'''

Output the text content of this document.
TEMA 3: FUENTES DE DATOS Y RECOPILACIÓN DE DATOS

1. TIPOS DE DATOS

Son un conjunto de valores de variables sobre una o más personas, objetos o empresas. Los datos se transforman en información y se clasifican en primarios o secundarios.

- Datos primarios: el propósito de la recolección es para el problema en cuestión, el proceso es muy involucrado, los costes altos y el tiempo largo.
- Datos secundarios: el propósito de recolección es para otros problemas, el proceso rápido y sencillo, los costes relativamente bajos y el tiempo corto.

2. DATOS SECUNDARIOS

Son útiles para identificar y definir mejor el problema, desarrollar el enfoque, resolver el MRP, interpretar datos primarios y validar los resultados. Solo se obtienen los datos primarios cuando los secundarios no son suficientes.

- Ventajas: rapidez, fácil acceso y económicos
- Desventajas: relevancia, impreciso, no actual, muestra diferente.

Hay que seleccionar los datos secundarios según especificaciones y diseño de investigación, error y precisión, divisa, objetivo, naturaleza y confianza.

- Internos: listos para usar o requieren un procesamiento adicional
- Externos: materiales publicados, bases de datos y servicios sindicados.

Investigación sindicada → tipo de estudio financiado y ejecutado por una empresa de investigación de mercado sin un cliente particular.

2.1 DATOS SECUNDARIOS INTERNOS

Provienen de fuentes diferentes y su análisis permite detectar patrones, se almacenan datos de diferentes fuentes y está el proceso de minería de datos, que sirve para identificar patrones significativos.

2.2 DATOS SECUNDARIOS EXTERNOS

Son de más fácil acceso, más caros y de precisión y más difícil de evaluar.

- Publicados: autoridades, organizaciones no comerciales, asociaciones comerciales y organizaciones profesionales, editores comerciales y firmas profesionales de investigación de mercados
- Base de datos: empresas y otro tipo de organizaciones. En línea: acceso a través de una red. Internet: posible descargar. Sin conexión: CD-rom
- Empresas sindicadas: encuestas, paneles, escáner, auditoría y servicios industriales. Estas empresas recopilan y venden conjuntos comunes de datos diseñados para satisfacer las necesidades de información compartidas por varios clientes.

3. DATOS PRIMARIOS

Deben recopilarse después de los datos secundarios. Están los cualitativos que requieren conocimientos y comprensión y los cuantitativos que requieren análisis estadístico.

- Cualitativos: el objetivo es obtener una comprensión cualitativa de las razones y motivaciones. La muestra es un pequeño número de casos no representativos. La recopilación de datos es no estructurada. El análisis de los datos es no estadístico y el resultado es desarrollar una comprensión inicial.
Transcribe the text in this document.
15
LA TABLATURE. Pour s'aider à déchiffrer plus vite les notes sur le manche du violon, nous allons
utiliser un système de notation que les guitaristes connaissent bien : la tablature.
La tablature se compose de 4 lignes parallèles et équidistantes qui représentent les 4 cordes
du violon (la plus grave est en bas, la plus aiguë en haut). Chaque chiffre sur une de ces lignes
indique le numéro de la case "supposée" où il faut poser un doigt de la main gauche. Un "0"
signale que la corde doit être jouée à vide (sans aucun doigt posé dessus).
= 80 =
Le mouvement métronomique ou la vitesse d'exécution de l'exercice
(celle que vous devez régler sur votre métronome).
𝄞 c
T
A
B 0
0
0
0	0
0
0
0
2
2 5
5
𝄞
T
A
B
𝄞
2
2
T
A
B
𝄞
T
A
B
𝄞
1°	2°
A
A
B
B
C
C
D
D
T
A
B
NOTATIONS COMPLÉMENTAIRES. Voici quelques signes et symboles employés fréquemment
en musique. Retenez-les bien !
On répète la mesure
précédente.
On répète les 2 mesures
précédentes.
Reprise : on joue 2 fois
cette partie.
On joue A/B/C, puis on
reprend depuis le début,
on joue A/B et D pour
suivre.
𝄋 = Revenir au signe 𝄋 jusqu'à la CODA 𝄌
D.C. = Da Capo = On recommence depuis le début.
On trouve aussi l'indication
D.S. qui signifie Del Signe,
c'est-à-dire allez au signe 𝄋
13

'''

• [Task to complete]: From the material above, gather all lines that include the string "estadístico" and copy them.

• [Task output]:
Deben recopilarse después de los datos secundarios. Están los cualitativos que requieren conocimientos y comprensión y los cuantitativos que requieren análisis estadístico.
- Cualitativos: el objetivo es obtener una comprensión cualitativa de las razones y motivaciones. La muestra es un pequeño número de casos no representativos. La recopilación de datos es no estructurada. El análisis de los datos es no estadístico y el resultado es desarrollar una comprensión inicial.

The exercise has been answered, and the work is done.